Convert every line of the listing below into a numbered list, omitting blank lines.

===== Material provided

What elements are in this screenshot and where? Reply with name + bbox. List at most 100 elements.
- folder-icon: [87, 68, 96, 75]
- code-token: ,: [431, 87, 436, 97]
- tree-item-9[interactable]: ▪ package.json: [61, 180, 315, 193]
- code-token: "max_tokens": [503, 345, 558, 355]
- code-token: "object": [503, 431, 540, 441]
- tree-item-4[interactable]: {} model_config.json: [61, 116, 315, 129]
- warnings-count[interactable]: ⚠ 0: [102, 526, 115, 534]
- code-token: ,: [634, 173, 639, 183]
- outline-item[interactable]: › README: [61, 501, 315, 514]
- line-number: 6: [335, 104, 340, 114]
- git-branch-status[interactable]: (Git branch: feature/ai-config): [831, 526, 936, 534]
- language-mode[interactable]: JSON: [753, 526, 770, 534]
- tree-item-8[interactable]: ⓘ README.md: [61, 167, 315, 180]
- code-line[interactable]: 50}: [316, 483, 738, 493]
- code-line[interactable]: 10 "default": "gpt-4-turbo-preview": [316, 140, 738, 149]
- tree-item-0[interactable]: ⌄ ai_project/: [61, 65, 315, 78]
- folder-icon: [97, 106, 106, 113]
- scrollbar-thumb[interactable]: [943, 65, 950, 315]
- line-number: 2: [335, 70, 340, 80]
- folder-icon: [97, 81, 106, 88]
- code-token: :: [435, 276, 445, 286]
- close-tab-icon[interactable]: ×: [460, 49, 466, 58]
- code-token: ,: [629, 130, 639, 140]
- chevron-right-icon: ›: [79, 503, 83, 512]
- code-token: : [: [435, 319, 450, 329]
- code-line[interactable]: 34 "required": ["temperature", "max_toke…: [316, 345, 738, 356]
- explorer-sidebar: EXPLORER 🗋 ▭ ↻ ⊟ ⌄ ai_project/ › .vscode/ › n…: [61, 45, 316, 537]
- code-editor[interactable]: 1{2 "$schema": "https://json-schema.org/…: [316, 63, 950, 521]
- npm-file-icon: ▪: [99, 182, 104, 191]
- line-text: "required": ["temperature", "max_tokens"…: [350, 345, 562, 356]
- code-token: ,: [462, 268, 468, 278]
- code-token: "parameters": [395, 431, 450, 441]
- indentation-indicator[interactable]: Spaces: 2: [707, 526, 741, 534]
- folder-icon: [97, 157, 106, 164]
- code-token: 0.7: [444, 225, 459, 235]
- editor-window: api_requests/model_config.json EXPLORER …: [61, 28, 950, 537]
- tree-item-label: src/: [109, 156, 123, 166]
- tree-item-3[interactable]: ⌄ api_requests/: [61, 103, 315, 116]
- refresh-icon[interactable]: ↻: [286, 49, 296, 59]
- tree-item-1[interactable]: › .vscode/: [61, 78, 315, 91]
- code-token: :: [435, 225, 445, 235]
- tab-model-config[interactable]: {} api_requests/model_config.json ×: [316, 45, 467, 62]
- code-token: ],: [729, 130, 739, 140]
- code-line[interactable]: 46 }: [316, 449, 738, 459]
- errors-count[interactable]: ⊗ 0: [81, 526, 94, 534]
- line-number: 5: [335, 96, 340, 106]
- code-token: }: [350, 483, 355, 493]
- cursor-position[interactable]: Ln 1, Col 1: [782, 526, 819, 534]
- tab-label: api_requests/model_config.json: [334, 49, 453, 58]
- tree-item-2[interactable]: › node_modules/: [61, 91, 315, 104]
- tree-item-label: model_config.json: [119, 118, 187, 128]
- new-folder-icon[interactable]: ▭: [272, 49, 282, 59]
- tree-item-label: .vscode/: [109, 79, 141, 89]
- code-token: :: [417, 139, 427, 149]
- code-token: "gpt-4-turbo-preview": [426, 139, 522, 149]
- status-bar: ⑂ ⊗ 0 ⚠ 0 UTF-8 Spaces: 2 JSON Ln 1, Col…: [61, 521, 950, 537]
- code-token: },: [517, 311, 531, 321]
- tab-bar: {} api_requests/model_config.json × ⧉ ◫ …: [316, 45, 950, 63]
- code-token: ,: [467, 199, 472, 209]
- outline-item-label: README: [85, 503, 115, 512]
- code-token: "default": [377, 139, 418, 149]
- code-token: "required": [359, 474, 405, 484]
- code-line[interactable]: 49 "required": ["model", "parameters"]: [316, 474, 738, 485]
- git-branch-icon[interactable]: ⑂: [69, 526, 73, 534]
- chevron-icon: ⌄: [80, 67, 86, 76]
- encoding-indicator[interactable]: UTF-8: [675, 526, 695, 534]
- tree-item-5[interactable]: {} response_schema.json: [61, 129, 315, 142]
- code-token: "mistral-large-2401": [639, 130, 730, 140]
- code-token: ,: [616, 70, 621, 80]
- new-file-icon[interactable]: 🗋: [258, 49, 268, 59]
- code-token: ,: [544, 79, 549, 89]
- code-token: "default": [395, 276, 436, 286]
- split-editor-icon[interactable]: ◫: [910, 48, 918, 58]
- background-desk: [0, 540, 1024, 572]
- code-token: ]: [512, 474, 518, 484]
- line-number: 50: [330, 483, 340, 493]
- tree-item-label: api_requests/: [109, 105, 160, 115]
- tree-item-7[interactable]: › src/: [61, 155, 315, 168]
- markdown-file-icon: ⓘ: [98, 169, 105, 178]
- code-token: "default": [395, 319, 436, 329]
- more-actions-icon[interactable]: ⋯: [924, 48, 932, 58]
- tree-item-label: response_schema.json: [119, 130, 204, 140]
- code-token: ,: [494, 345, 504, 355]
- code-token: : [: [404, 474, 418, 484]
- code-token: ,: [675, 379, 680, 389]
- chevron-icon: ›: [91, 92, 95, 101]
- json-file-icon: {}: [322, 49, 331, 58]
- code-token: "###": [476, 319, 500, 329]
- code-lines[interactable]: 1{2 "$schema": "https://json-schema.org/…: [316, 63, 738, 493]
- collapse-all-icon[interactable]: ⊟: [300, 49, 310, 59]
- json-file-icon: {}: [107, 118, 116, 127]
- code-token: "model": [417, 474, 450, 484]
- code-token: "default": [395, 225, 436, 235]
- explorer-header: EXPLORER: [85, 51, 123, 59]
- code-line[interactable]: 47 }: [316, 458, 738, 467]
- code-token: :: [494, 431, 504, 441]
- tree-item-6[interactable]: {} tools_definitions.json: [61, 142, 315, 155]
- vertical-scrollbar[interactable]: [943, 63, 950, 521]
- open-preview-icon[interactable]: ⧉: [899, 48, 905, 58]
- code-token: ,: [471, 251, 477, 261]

==========

▸ **Answer to the task**:
1. What elements are in this screenshot and where? Reply with name + bbox. List at most 100 elements.
2. - folder-icon: [87, 68, 96, 75]
3. - code-token: ,: [431, 87, 436, 97]
4. - tree-item-9[interactable]: ▪ package.json: [61, 180, 315, 193]
5. - code-token: "max_tokens": [503, 345, 558, 355]
6. - code-token: "object": [503, 431, 540, 441]
7. - tree-item-4[interactable]: {} model_config.json: [61, 116, 315, 129]
8. - warnings-count[interactable]: ⚠ 0: [102, 526, 115, 534]
9. - code-token: ,: [634, 173, 639, 183]
10. - outline-item[interactable]: › README: [61, 501, 315, 514]
11. - line-number: 6: [335, 104, 340, 114]
12. - git-branch-status[interactable]: (Git branch: feature/ai-config): [831, 526, 936, 534]
13. - language-mode[interactable]: JSON: [753, 526, 770, 534]
14. - tree-item-8[interactable]: ⓘ README.md: [61, 167, 315, 180]
15. - code-line[interactable]: 50}: [316, 483, 738, 493]
16. - code-line[interactable]: 10 "default": "gpt-4-turbo-preview": [316, 140, 738, 149]
17. - tree-item-0[interactable]: ⌄ ai_project/: [61, 65, 315, 78]
18. - folder-icon: [97, 106, 106, 113]
19. - scrollbar-thumb[interactable]: [943, 65, 950, 315]
20. - line-number: 2: [335, 70, 340, 80]
21. - folder-icon: [97, 81, 106, 88]
22. - code-token: :: [435, 276, 445, 286]
23. - close-tab-icon[interactable]: ×: [460, 49, 466, 58]
24. - code-token: ,: [629, 130, 639, 140]
25. - chevron-right-icon: ›: [79, 503, 83, 512]
26. - code-token: : [: [435, 319, 450, 329]
27. - code-line[interactable]: 34 "required": ["temperature", "max_toke…: [316, 345, 738, 356]
28. - explorer-sidebar: EXPLORER 🗋 ▭ ↻ ⊟ ⌄ ai_project/ › .vscode/ › n…: [61, 45, 316, 537]
29. - code-editor[interactable]: 1{2 "$schema": "https://json-schema.org/…: [316, 63, 950, 521]
30. - npm-file-icon: ▪: [99, 182, 104, 191]
31. - line-text: "required": ["temperature", "max_tokens"…: [350, 345, 562, 356]
32. - code-token: ,: [462, 268, 468, 278]
33. - code-token: "parameters": [395, 431, 450, 441]
34. - indentation-indicator[interactable]: Spaces: 2: [707, 526, 741, 534]
35. - folder-icon: [97, 157, 106, 164]
36. - code-token: 0.7: [444, 225, 459, 235]
37. - editor-window: api_requests/model_config.json EXPLORER …: [61, 28, 950, 537]
38. - tree-item-label: src/: [109, 156, 123, 166]
39. - tree-item-3[interactable]: ⌄ api_requests/: [61, 103, 315, 116]
40. - refresh-icon[interactable]: ↻: [286, 49, 296, 59]
41. - tree-item-1[interactable]: › .vscode/: [61, 78, 315, 91]
42. - code-token: :: [435, 225, 445, 235]
43. - tab-model-config[interactable]: {} api_requests/model_config.json ×: [316, 45, 467, 62]
44. - code-token: ],: [729, 130, 739, 140]
45. - code-line[interactable]: 46 }: [316, 449, 738, 459]
46. - errors-count[interactable]: ⊗ 0: [81, 526, 94, 534]
47. - line-number: 5: [335, 96, 340, 106]
48. - code-token: }: [350, 483, 355, 493]
49. - cursor-position[interactable]: Ln 1, Col 1: [782, 526, 819, 534]
50. - tab-label: api_requests/model_config.json: [334, 49, 453, 58]
51. - tree-item-2[interactable]: › node_modules/: [61, 91, 315, 104]
52. - tree-item-label: model_config.json: [119, 118, 187, 128]
53. - new-folder-icon[interactable]: ▭: [272, 49, 282, 59]
54. - tree-item-label: .vscode/: [109, 79, 141, 89]
55. - code-token: :: [417, 139, 427, 149]
56. - code-token: "gpt-4-turbo-preview": [426, 139, 522, 149]
57. - status-bar: ⑂ ⊗ 0 ⚠ 0 UTF-8 Spaces: 2 JSON Ln 1, Col…: [61, 521, 950, 537]
58. - code-token: },: [517, 311, 531, 321]
59. - tab-bar: {} api_requests/model_config.json × ⧉ ◫ …: [316, 45, 950, 63]
60. - code-token: ,: [467, 199, 472, 209]
61. - outline-item-label: README: [85, 503, 115, 512]
62. - code-token: "default": [377, 139, 418, 149]
63. - code-token: "required": [359, 474, 405, 484]
64. - code-line[interactable]: 49 "required": ["model", "parameters"]: [316, 474, 738, 485]
65. - git-branch-icon[interactable]: ⑂: [69, 526, 73, 534]
66. - chevron-icon: ⌄: [80, 67, 86, 76]
67. - encoding-indicator[interactable]: UTF-8: [675, 526, 695, 534]
68. - tree-item-5[interactable]: {} response_schema.json: [61, 129, 315, 142]
69. - code-token: "mistral-large-2401": [639, 130, 730, 140]
70. - code-token: ,: [616, 70, 621, 80]
71. - new-file-icon[interactable]: 🗋: [258, 49, 268, 59]
72. - code-token: ,: [544, 79, 549, 89]
73. - code-token: "default": [395, 276, 436, 286]
74. - split-editor-icon[interactable]: ◫: [910, 48, 918, 58]
75. - background-desk: [0, 540, 1024, 572]
76. - code-token: ]: [512, 474, 518, 484]
77. - line-number: 50: [330, 483, 340, 493]
78. - tree-item-label: api_requests/: [109, 105, 160, 115]
79. - tree-item-7[interactable]: › src/: [61, 155, 315, 168]
80. - markdown-file-icon: ⓘ: [98, 169, 105, 178]
81. - code-token: "default": [395, 319, 436, 329]
82. - more-actions-icon[interactable]: ⋯: [924, 48, 932, 58]
83. - tree-item-label: response_schema.json: [119, 130, 204, 140]
84. - code-token: ,: [494, 345, 504, 355]
85. - code-token: : [: [404, 474, 418, 484]
86. - code-token: ,: [675, 379, 680, 389]
87. - chevron-icon: ›: [91, 92, 95, 101]
88. - json-file-icon: {}: [322, 49, 331, 58]
89. - code-token: "###": [476, 319, 500, 329]
90. - code-lines[interactable]: 1{2 "$schema": "https://json-schema.org/…: [316, 63, 738, 493]
91. - collapse-all-icon[interactable]: ⊟: [300, 49, 310, 59]
92. - json-file-icon: {}: [107, 118, 116, 127]
93. - code-token: "model": [417, 474, 450, 484]
94. - code-token: "default": [395, 225, 436, 235]
95. - explorer-header: EXPLORER: [85, 51, 123, 59]
96. - code-line[interactable]: 47 }: [316, 458, 738, 467]
97. - code-token: :: [494, 431, 504, 441]
98. - tree-item-6[interactable]: {} tools_definitions.json: [61, 142, 315, 155]
99. - vertical-scrollbar[interactable]: [943, 63, 950, 521]
100. - open-preview-icon[interactable]: ⧉: [899, 48, 905, 58]
101. - code-token: ,: [471, 251, 477, 261]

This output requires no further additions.